TO BE DONE
Each entry below must be repeated word for word.

-- begin DATA FOR THIS TASK --

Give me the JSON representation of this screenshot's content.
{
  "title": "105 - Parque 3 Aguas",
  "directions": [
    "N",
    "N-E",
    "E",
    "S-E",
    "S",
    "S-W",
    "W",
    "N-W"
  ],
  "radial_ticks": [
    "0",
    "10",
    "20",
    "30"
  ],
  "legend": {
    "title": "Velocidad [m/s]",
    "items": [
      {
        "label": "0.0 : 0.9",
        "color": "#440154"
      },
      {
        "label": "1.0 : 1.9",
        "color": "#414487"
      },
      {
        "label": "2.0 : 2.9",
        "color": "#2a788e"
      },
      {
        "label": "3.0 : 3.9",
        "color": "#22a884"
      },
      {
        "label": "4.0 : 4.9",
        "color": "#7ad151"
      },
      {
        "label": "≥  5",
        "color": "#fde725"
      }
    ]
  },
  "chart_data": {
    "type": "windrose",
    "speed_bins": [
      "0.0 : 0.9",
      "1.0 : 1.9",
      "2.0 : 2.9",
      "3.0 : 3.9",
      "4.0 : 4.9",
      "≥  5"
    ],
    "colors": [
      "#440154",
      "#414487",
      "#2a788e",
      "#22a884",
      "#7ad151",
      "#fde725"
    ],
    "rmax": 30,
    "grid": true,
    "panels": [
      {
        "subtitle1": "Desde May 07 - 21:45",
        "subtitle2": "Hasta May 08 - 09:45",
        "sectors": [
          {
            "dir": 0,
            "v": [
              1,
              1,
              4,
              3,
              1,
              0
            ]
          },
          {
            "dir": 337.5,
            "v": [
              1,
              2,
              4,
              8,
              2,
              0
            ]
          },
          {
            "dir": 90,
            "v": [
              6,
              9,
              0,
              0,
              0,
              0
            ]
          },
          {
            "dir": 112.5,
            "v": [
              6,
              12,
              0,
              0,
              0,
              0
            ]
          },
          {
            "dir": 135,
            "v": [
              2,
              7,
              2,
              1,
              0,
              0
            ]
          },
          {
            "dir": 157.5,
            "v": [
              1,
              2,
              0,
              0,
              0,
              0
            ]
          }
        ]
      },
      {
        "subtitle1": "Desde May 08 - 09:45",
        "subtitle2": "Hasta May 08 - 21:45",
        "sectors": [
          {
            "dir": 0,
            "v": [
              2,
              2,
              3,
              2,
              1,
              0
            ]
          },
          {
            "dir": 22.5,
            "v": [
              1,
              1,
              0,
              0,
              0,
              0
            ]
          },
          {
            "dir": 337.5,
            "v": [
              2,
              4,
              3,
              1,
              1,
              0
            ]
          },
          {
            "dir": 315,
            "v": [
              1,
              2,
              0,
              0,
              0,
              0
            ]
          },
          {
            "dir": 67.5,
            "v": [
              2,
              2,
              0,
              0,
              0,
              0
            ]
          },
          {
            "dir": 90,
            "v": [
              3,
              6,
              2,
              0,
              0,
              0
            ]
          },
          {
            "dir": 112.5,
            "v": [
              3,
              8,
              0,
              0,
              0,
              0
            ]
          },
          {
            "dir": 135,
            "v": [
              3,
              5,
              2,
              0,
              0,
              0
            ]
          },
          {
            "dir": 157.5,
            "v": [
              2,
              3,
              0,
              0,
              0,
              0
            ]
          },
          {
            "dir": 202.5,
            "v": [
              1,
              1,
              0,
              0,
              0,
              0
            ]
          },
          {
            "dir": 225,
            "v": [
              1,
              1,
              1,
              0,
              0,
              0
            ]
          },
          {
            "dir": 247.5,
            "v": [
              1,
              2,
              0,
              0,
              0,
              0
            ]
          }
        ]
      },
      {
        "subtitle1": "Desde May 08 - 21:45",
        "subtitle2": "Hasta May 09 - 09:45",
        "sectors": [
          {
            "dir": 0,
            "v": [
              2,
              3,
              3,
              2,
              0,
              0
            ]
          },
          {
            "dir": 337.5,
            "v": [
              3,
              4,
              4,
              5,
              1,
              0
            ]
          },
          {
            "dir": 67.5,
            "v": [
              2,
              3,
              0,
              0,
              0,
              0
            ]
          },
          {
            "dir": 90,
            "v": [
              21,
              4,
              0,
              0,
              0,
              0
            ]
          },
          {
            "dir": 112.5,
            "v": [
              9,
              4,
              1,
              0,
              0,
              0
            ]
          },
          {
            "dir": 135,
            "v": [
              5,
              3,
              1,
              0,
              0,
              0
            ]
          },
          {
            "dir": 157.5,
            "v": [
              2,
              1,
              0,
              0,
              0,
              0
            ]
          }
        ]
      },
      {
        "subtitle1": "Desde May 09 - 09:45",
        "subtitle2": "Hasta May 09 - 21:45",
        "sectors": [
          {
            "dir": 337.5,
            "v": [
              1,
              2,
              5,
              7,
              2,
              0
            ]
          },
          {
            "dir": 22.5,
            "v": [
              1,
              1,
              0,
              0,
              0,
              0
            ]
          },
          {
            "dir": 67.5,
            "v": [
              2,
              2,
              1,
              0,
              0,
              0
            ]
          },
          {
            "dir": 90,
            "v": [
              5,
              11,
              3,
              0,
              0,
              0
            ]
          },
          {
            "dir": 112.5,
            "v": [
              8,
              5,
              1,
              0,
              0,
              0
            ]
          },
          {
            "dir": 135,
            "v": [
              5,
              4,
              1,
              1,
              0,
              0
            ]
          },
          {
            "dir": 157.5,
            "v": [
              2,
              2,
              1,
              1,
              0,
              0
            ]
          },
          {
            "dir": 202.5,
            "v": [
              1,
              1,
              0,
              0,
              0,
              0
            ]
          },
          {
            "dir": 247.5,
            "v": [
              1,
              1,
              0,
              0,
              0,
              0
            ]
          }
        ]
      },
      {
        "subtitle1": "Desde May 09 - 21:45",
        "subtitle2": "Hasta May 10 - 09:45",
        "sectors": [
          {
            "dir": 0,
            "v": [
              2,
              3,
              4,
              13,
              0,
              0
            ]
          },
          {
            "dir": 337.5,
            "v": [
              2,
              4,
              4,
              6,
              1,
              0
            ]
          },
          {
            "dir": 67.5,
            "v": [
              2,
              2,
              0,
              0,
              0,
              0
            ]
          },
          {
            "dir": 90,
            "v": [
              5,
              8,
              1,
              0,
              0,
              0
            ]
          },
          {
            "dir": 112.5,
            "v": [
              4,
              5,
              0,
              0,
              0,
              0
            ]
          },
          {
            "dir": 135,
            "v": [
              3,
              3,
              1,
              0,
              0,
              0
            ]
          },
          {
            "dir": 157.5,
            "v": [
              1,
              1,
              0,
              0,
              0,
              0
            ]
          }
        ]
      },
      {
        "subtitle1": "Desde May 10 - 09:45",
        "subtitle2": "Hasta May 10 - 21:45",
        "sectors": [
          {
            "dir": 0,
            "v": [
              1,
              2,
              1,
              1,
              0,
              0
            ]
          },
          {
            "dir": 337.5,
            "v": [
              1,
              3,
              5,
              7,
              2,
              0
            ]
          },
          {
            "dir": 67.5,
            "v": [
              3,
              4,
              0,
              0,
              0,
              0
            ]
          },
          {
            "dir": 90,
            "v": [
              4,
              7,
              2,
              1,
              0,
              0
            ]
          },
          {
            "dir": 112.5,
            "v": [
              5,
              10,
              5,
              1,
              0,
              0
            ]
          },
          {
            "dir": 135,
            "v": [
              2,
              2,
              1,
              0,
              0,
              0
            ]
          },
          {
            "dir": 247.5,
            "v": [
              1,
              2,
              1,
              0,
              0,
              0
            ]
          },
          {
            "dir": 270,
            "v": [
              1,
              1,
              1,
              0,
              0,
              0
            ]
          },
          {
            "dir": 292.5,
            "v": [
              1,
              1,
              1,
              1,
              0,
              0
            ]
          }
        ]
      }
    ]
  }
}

-- end DATA FOR THIS TASK --

EXPECTED OUTPUT
Give me the JSON representation of this screenshot's content.
{
  "title": "105 - Parque 3 Aguas",
  "directions": [
    "N",
    "N-E",
    "E",
    "S-E",
    "S",
    "S-W",
    "W",
    "N-W"
  ],
  "radial_ticks": [
    "0",
    "10",
    "20",
    "30"
  ],
  "legend": {
    "title": "Velocidad [m/s]",
    "items": [
      {
        "label": "0.0 : 0.9",
        "color": "#440154"
      },
      {
        "label": "1.0 : 1.9",
        "color": "#414487"
      },
      {
        "label": "2.0 : 2.9",
        "color": "#2a788e"
      },
      {
        "label": "3.0 : 3.9",
        "color": "#22a884"
      },
      {
        "label": "4.0 : 4.9",
        "color": "#7ad151"
      },
      {
        "label": "≥  5",
        "color": "#fde725"
      }
    ]
  },
  "chart_data": {
    "type": "windrose",
    "speed_bins": [
      "0.0 : 0.9",
      "1.0 : 1.9",
      "2.0 : 2.9",
      "3.0 : 3.9",
      "4.0 : 4.9",
      "≥  5"
    ],
    "colors": [
      "#440154",
      "#414487",
      "#2a788e",
      "#22a884",
      "#7ad151",
      "#fde725"
    ],
    "rmax": 30,
    "grid": true,
    "panels": [
      {
        "subtitle1": "Desde May 07 - 21:45",
        "subtitle2": "Hasta May 08 - 09:45",
        "sectors": [
          {
            "dir": 0,
            "v": [
              1,
              1,
              4,
              3,
              1,
              0
            ]
          },
          {
            "dir": 337.5,
            "v": [
              1,
              2,
              4,
              8,
              2,
              0
            ]
          },
          {
            "dir": 90,
            "v": [
              6,
              9,
              0,
              0,
              0,
              0
            ]
          },
          {
            "dir": 112.5,
            "v": [
              6,
              12,
              0,
              0,
              0,
              0
            ]
          },
          {
            "dir": 135,
            "v": [
              2,
              7,
              2,
              1,
              0,
              0
            ]
          },
          {
            "dir": 157.5,
            "v": [
              1,
              2,
              0,
              0,
              0,
              0
            ]
          }
        ]
      },
      {
        "subtitle1": "Desde May 08 - 09:45",
        "subtitle2": "Hasta May 08 - 21:45",
        "sectors": [
          {
            "dir": 0,
            "v": [
              2,
              2,
              3,
              2,
              1,
              0
            ]
          },
          {
            "dir": 22.5,
            "v": [
              1,
              1,
              0,
              0,
              0,
              0
            ]
          },
          {
            "dir": 337.5,
            "v": [
              2,
              4,
              3,
              1,
              1,
              0
            ]
          },
          {
            "dir": 315,
            "v": [
              1,
              2,
              0,
              0,
              0,
              0
            ]
          },
          {
            "dir": 67.5,
            "v": [
              2,
              2,
              0,
              0,
              0,
              0
            ]
          },
          {
            "dir": 90,
            "v": [
              3,
              6,
              2,
              0,
              0,
              0
            ]
          },
          {
            "dir": 112.5,
            "v": [
              3,
              8,
              0,
              0,
              0,
              0
            ]
          },
          {
            "dir": 135,
            "v": [
              3,
              5,
              2,
              0,
              0,
              0
            ]
          },
          {
            "dir": 157.5,
            "v": [
              2,
              3,
              0,
              0,
              0,
              0
            ]
          },
          {
            "dir": 202.5,
            "v": [
              1,
              1,
              0,
              0,
              0,
              0
            ]
          },
          {
            "dir": 225,
            "v": [
              1,
              1,
              1,
              0,
              0,
              0
            ]
          },
          {
            "dir": 247.5,
            "v": [
              1,
              2,
              0,
              0,
              0,
              0
            ]
          }
        ]
      },
      {
        "subtitle1": "Desde May 08 - 21:45",
        "subtitle2": "Hasta May 09 - 09:45",
        "sectors": [
          {
            "dir": 0,
            "v": [
              2,
              3,
              3,
              2,
              0,
              0
            ]
          },
          {
            "dir": 337.5,
            "v": [
              3,
              4,
              4,
              5,
              1,
              0
            ]
          },
          {
            "dir": 67.5,
            "v": [
              2,
              3,
              0,
              0,
              0,
              0
            ]
          },
          {
            "dir": 90,
            "v": [
              21,
              4,
              0,
              0,
              0,
              0
            ]
          },
          {
            "dir": 112.5,
            "v": [
              9,
              4,
              1,
              0,
              0,
              0
            ]
          },
          {
            "dir": 135,
            "v": [
              5,
              3,
              1,
              0,
              0,
              0
            ]
          },
          {
            "dir": 157.5,
            "v": [
              2,
              1,
              0,
              0,
              0,
              0
            ]
          }
        ]
      },
      {
        "subtitle1": "Desde May 09 - 09:45",
        "subtitle2": "Hasta May 09 - 21:45",
        "sectors": [
          {
            "dir": 337.5,
            "v": [
              1,
              2,
              5,
              7,
              2,
              0
            ]
          },
          {
            "dir": 22.5,
            "v": [
              1,
              1,
              0,
              0,
              0,
              0
            ]
          },
          {
            "dir": 67.5,
            "v": [
              2,
              2,
              1,
              0,
              0,
              0
            ]
          },
          {
            "dir": 90,
            "v": [
              5,
              11,
              3,
              0,
              0,
              0
            ]
          },
          {
            "dir": 112.5,
            "v": [
              8,
              5,
              1,
              0,
              0,
              0
            ]
          },
          {
            "dir": 135,
            "v": [
              5,
              4,
              1,
              1,
              0,
              0
            ]
          },
          {
            "dir": 157.5,
            "v": [
              2,
              2,
              1,
              1,
              0,
              0
            ]
          },
          {
            "dir": 202.5,
            "v": [
              1,
              1,
              0,
              0,
              0,
              0
            ]
          },
          {
            "dir": 247.5,
            "v": [
              1,
              1,
              0,
              0,
              0,
              0
            ]
          }
        ]
      },
      {
        "subtitle1": "Desde May 09 - 21:45",
        "subtitle2": "Hasta May 10 - 09:45",
        "sectors": [
          {
            "dir": 0,
            "v": [
              2,
              3,
              4,
              13,
              0,
              0
            ]
          },
          {
            "dir": 337.5,
            "v": [
              2,
              4,
              4,
              6,
              1,
              0
            ]
          },
          {
            "dir": 67.5,
            "v": [
              2,
              2,
              0,
              0,
              0,
              0
            ]
          },
          {
            "dir": 90,
            "v": [
              5,
              8,
              1,
              0,
              0,
              0
            ]
          },
          {
            "dir": 112.5,
            "v": [
              4,
              5,
              0,
              0,
              0,
              0
            ]
          },
          {
            "dir": 135,
            "v": [
              3,
              3,
              1,
              0,
              0,
              0
            ]
          },
          {
            "dir": 157.5,
            "v": [
              1,
              1,
              0,
              0,
              0,
              0
            ]
          }
        ]
      },
      {
        "subtitle1": "Desde May 10 - 09:45",
        "subtitle2": "Hasta May 10 - 21:45",
        "sectors": [
          {
            "dir": 0,
            "v": [
              1,
              2,
              1,
              1,
              0,
              0
            ]
          },
          {
            "dir": 337.5,
            "v": [
              1,
              3,
              5,
              7,
              2,
              0
            ]
          },
          {
            "dir": 67.5,
            "v": [
              3,
              4,
              0,
              0,
              0,
              0
            ]
          },
          {
            "dir": 90,
            "v": [
              4,
              7,
              2,
              1,
              0,
              0
            ]
          },
          {
            "dir": 112.5,
            "v": [
              5,
              10,
              5,
              1,
              0,
              0
            ]
          },
          {
            "dir": 135,
            "v": [
              2,
              2,
              1,
              0,
              0,
              0
            ]
          },
          {
            "dir": 247.5,
            "v": [
              1,
              2,
              1,
              0,
              0,
              0
            ]
          },
          {
            "dir": 270,
            "v": [
              1,
              1,
              1,
              0,
              0,
              0
            ]
          },
          {
            "dir": 292.5,
            "v": [
              1,
              1,
              1,
              1,
              0,
              0
            ]
          }
        ]
      }
    ]
  }
}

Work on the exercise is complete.